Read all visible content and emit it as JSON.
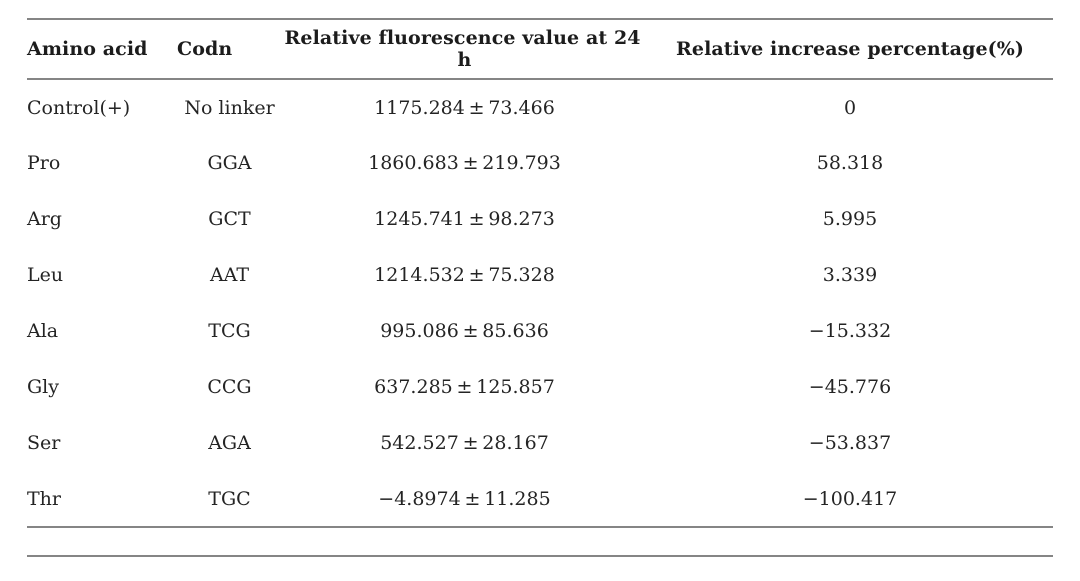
{
  "table": {
    "columns": [
      {
        "label": "Amino acid"
      },
      {
        "label": "Codn"
      },
      {
        "label": "Relative fluorescence value at 24 h"
      },
      {
        "label": "Relative increase percentage(%)"
      }
    ],
    "rows": [
      {
        "amino_acid": "Control(+)",
        "codon": "No linker",
        "fluorescence": "1175.284 ± 73.466",
        "increase": "0"
      },
      {
        "amino_acid": "Pro",
        "codon": "GGA",
        "fluorescence": "1860.683 ± 219.793",
        "increase": "58.318"
      },
      {
        "amino_acid": "Arg",
        "codon": "GCT",
        "fluorescence": "1245.741 ± 98.273",
        "increase": "5.995"
      },
      {
        "amino_acid": "Leu",
        "codon": "AAT",
        "fluorescence": "1214.532 ± 75.328",
        "increase": "3.339"
      },
      {
        "amino_acid": "Ala",
        "codon": "TCG",
        "fluorescence": "995.086 ± 85.636",
        "increase": "−15.332"
      },
      {
        "amino_acid": "Gly",
        "codon": "CCG",
        "fluorescence": "637.285 ± 125.857",
        "increase": "−45.776"
      },
      {
        "amino_acid": "Ser",
        "codon": "AGA",
        "fluorescence": "542.527 ± 28.167",
        "increase": "−53.837"
      },
      {
        "amino_acid": "Thr",
        "codon": "TGC",
        "fluorescence": "−4.8974 ± 11.285",
        "increase": "−100.417"
      }
    ]
  },
  "colors": {
    "rule": "#858585",
    "text": "#212121",
    "background": "#ffffff"
  }
}
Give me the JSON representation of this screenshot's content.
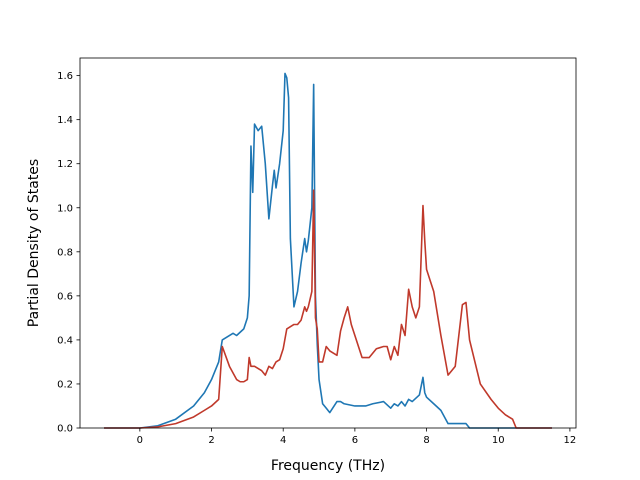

....................

Problem description:
Omit the pictures. Transcribe every record exactly.

Answer to the exercise:
Read all visible content and emit it as JSON.
{
  "table": {
    "columns": [
      {
        "label": "Amino acid"
      },
      {
        "label": "Codn"
      },
      {
        "label": "Relative fluorescence value at 24 h"
      },
      {
        "label": "Relative increase percentage(%)"
      }
    ],
    "rows": [
      {
        "amino_acid": "Control(+)",
        "codon": "No linker",
        "fluorescence": "1175.284 ± 73.466",
        "increase": "0"
      },
      {
        "amino_acid": "Pro",
        "codon": "GGA",
        "fluorescence": "1860.683 ± 219.793",
        "increase": "58.318"
      },
      {
        "amino_acid": "Arg",
        "codon": "GCT",
        "fluorescence": "1245.741 ± 98.273",
        "increase": "5.995"
      },
      {
        "amino_acid": "Leu",
        "codon": "AAT",
        "fluorescence": "1214.532 ± 75.328",
        "increase": "3.339"
      },
      {
        "amino_acid": "Ala",
        "codon": "TCG",
        "fluorescence": "995.086 ± 85.636",
        "increase": "−15.332"
      },
      {
        "amino_acid": "Gly",
        "codon": "CCG",
        "fluorescence": "637.285 ± 125.857",
        "increase": "−45.776"
      },
      {
        "amino_acid": "Ser",
        "codon": "AGA",
        "fluorescence": "542.527 ± 28.167",
        "increase": "−53.837"
      },
      {
        "amino_acid": "Thr",
        "codon": "TGC",
        "fluorescence": "−4.8974 ± 11.285",
        "increase": "−100.417"
      }
    ]
  },
  "colors": {
    "rule": "#858585",
    "text": "#212121",
    "background": "#ffffff"
  }
}
Give me the JSON representation of this screenshot's content.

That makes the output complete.